THE PROBLEM: Report the count of lines below that include "screenshot", without any other text.

Records from a data collection:

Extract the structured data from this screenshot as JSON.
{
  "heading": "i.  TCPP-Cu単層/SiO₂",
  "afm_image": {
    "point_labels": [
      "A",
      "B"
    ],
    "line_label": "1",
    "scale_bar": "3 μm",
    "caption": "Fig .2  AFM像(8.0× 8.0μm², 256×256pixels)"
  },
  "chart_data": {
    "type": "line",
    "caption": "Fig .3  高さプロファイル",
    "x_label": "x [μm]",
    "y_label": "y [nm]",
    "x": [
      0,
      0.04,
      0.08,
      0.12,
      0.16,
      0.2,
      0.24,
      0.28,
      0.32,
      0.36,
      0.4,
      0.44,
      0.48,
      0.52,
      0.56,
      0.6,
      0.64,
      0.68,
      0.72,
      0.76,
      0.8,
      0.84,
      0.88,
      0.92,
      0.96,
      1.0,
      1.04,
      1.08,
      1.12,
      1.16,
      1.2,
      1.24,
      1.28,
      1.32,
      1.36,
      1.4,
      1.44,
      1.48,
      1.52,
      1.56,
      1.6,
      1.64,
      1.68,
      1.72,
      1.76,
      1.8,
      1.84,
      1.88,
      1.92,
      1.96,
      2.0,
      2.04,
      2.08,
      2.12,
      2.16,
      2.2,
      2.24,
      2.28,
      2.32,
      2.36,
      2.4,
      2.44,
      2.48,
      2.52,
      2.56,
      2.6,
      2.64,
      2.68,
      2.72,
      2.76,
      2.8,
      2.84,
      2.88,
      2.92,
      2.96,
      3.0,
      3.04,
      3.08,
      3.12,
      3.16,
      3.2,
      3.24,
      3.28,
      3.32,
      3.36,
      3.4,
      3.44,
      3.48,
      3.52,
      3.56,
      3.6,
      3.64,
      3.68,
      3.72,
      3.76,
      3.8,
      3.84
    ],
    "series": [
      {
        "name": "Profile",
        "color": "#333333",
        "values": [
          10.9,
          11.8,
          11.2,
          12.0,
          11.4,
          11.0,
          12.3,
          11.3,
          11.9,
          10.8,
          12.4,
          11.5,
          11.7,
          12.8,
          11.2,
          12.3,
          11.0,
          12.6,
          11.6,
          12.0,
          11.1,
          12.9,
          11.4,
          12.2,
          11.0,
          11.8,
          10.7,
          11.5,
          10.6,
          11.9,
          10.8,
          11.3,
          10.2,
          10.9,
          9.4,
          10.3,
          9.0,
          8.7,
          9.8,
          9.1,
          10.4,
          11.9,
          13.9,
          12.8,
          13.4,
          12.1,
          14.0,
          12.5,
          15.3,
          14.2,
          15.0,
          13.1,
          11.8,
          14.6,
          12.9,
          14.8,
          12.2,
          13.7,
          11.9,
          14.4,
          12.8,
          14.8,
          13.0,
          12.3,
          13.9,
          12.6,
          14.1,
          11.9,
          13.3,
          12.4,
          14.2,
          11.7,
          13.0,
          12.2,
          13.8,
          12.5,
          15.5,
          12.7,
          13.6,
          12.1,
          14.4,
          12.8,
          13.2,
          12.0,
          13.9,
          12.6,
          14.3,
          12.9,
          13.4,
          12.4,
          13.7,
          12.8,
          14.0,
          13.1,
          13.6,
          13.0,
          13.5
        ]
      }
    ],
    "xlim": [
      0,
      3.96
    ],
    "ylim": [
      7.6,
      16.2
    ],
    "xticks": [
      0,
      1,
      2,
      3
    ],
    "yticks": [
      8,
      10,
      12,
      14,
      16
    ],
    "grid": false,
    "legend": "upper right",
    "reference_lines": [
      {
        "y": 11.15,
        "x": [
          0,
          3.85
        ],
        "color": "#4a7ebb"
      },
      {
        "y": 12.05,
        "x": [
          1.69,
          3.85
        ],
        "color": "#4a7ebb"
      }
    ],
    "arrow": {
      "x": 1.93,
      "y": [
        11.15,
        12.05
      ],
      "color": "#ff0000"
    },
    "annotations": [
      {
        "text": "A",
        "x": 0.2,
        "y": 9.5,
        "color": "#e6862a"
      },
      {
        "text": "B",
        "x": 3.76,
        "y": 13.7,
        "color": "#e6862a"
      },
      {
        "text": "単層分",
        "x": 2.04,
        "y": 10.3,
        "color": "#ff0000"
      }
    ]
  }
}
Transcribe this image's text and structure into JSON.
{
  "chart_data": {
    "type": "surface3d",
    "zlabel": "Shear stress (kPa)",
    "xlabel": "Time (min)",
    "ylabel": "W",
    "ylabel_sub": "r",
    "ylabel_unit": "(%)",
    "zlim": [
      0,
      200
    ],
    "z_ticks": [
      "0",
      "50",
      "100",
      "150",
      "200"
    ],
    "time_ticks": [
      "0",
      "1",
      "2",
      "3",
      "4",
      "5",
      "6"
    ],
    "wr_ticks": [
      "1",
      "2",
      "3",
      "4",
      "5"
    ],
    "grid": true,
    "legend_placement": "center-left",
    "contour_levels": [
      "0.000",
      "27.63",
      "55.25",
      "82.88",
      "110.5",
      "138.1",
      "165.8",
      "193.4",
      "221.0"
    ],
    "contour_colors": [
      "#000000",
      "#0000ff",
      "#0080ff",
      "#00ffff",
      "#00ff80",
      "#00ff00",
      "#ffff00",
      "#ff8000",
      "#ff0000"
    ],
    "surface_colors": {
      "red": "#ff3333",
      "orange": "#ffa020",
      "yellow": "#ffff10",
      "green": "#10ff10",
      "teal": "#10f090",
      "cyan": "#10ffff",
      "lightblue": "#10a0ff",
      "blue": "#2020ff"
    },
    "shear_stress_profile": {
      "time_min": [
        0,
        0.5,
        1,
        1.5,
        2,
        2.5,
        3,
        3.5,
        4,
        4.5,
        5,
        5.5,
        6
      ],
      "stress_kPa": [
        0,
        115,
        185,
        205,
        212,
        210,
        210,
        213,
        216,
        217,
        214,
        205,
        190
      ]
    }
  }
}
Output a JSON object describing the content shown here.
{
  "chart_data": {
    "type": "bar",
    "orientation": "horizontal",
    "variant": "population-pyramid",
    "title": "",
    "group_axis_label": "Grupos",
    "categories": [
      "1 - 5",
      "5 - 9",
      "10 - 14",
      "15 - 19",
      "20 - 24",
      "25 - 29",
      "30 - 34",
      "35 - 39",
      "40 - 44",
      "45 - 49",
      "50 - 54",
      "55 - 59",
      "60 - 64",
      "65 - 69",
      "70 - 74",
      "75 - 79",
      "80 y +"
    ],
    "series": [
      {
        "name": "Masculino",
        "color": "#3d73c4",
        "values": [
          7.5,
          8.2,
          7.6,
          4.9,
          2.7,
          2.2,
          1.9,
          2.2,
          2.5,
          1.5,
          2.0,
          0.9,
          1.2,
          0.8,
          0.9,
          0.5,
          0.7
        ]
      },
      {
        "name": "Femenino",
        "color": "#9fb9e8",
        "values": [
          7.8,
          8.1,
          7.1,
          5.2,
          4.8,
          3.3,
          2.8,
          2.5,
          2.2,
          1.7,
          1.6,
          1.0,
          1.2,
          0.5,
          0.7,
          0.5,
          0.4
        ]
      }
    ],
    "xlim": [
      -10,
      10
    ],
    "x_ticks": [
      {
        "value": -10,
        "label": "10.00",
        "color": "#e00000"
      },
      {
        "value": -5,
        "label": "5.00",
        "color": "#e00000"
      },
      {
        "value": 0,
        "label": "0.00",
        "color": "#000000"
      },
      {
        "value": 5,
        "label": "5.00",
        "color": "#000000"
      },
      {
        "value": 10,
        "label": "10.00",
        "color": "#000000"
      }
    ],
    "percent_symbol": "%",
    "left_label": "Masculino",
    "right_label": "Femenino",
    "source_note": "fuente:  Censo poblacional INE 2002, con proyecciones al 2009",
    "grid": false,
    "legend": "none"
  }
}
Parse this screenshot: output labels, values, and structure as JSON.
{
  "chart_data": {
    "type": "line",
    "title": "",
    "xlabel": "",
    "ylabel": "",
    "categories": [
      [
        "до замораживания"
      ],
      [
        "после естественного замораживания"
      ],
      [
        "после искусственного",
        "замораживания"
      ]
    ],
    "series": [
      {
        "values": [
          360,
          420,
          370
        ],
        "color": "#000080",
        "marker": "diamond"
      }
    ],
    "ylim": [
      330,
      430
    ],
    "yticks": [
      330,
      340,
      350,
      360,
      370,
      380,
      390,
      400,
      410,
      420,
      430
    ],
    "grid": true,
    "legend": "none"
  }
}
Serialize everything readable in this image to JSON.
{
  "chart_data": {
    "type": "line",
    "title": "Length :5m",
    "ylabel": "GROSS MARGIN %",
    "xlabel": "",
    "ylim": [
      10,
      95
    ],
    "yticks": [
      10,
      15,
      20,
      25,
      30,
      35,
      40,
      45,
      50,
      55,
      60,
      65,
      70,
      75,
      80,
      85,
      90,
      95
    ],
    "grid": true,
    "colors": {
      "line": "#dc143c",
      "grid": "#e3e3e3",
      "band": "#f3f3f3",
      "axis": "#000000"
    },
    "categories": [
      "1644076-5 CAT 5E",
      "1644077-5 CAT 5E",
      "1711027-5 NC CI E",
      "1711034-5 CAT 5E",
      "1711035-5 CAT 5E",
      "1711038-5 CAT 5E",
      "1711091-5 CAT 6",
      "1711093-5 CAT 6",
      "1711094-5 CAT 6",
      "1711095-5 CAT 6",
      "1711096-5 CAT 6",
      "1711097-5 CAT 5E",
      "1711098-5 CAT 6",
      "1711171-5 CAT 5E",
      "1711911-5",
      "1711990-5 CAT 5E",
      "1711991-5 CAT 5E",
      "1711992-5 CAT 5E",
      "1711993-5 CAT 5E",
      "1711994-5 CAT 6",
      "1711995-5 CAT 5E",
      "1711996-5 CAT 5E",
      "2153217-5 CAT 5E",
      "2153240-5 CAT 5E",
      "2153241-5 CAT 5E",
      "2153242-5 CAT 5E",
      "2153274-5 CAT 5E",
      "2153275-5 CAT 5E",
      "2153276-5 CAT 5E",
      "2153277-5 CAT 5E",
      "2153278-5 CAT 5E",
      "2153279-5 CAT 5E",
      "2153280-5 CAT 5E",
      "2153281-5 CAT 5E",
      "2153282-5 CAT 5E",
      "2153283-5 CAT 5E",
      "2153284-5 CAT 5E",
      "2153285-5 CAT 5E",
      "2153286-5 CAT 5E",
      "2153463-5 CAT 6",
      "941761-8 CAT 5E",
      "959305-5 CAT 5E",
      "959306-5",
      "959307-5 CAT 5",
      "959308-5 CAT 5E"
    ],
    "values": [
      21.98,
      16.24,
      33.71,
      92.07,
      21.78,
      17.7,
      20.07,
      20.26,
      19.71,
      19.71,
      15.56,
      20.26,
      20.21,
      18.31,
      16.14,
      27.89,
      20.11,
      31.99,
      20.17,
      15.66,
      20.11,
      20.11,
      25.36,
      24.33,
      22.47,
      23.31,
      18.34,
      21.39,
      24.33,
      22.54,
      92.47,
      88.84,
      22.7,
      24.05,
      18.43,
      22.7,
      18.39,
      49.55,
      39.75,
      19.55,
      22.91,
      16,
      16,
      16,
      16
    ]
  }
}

CORRECT RESPONSE: 2